**STATED EXERCISE:** Copy out all of the material exactly as presented.

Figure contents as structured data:
========================================
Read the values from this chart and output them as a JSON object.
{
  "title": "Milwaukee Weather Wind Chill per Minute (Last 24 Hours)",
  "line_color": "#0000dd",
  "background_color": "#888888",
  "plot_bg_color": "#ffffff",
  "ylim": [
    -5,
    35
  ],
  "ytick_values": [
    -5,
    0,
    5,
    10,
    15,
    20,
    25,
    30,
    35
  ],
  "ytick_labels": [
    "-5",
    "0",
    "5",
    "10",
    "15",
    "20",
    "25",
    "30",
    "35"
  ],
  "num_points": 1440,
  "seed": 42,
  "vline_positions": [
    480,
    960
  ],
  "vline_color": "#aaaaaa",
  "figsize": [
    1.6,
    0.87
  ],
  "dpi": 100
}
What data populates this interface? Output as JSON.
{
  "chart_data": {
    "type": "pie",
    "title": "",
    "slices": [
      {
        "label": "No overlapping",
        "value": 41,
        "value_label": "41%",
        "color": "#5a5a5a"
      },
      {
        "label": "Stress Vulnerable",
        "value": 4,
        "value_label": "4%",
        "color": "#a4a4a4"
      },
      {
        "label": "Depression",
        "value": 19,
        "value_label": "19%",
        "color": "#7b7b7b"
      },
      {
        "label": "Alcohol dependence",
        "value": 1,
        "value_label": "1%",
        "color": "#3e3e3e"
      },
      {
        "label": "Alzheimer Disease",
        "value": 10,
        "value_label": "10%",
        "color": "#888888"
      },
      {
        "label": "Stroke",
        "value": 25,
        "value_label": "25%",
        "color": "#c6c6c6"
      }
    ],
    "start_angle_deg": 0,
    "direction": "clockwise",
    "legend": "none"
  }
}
========================================
**RESPONSE TO THE TASK:**
Read the values from this chart and output them as a JSON object.
{
  "title": "Milwaukee Weather Wind Chill per Minute (Last 24 Hours)",
  "line_color": "#0000dd",
  "background_color": "#888888",
  "plot_bg_color": "#ffffff",
  "ylim": [
    -5,
    35
  ],
  "ytick_values": [
    -5,
    0,
    5,
    10,
    15,
    20,
    25,
    30,
    35
  ],
  "ytick_labels": [
    "-5",
    "0",
    "5",
    "10",
    "15",
    "20",
    "25",
    "30",
    "35"
  ],
  "num_points": 1440,
  "seed": 42,
  "vline_positions": [
    480,
    960
  ],
  "vline_color": "#aaaaaa",
  "figsize": [
    1.6,
    0.87
  ],
  "dpi": 100
}
What data populates this interface? Output as JSON.
{
  "chart_data": {
    "type": "pie",
    "title": "",
    "slices": [
      {
        "label": "No overlapping",
        "value": 41,
        "value_label": "41%",
        "color": "#5a5a5a"
      },
      {
        "label": "Stress Vulnerable",
        "value": 4,
        "value_label": "4%",
        "color": "#a4a4a4"
      },
      {
        "label": "Depression",
        "value": 19,
        "value_label": "19%",
        "color": "#7b7b7b"
      },
      {
        "label": "Alcohol dependence",
        "value": 1,
        "value_label": "1%",
        "color": "#3e3e3e"
      },
      {
        "label": "Alzheimer Disease",
        "value": 10,
        "value_label": "10%",
        "color": "#888888"
      },
      {
        "label": "Stroke",
        "value": 25,
        "value_label": "25%",
        "color": "#c6c6c6"
      }
    ],
    "start_angle_deg": 0,
    "direction": "clockwise",
    "legend": "none"
  }
}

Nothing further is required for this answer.